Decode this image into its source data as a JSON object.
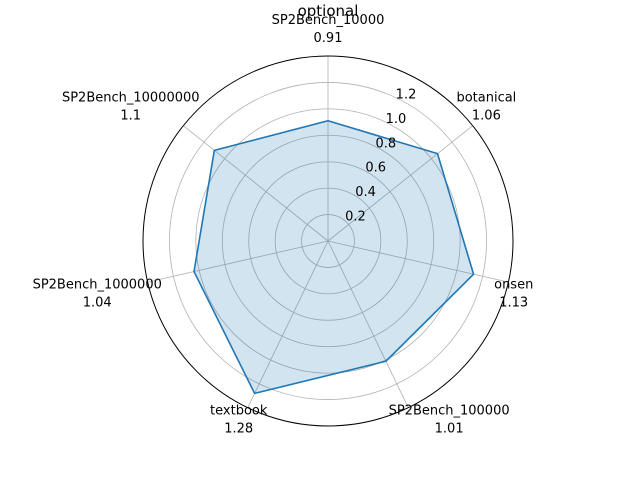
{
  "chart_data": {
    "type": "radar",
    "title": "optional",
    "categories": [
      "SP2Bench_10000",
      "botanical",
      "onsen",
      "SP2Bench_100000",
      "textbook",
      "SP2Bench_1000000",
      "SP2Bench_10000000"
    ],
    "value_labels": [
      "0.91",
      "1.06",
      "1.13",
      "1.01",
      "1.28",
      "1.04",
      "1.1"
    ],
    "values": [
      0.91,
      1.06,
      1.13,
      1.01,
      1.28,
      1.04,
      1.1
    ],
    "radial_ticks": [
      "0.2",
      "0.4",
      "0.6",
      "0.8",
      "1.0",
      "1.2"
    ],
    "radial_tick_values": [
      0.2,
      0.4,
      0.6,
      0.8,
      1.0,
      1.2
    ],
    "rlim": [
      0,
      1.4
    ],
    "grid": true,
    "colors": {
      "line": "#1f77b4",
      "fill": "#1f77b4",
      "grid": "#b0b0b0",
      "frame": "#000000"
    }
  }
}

--

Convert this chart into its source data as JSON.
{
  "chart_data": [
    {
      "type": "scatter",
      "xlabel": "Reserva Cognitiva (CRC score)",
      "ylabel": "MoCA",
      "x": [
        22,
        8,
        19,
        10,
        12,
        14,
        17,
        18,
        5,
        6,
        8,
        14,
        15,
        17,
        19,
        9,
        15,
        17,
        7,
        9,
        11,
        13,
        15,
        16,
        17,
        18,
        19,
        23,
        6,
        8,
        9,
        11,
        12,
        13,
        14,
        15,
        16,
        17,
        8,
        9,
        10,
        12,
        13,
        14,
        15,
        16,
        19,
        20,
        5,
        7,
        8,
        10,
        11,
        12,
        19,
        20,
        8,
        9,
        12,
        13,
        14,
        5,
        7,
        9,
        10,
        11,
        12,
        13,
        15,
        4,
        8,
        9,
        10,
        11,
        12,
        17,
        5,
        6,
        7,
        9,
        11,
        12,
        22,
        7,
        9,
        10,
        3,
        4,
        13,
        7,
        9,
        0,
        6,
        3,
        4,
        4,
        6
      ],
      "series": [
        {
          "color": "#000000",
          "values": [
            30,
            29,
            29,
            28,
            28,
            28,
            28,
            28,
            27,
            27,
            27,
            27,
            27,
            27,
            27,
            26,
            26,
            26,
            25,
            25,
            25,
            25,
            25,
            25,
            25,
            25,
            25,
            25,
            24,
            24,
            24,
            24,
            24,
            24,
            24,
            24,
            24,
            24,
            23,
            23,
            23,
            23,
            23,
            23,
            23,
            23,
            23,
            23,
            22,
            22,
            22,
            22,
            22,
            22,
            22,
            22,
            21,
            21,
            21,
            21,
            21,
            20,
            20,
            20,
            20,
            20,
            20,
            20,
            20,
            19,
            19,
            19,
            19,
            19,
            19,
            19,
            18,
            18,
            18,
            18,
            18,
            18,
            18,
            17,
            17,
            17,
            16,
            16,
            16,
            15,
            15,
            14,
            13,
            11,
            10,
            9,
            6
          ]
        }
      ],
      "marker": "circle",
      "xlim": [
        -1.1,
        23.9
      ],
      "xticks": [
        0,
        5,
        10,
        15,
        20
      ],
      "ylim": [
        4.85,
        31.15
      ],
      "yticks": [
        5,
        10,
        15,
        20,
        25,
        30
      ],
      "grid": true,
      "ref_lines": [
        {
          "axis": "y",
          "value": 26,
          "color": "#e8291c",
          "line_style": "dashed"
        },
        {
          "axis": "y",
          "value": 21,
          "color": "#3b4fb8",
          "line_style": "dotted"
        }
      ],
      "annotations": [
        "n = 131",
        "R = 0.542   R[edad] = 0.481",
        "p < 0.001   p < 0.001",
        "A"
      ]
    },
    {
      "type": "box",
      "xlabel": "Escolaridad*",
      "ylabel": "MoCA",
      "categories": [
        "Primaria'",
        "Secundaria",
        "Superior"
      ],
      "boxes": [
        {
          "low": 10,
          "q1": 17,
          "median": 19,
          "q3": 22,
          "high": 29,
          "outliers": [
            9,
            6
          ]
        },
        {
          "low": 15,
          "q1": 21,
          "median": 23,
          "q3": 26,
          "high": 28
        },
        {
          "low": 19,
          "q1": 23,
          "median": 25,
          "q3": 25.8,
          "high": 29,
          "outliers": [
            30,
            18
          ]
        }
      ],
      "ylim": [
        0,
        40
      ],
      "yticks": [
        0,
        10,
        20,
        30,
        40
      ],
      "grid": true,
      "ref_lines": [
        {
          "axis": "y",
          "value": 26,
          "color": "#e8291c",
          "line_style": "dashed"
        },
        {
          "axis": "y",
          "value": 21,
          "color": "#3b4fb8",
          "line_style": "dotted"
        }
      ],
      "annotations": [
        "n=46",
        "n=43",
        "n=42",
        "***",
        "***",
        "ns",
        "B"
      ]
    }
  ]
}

### Required task:
Report how many lines in the records above contain the word "JSON", giving only the number.

### Complete answer:
2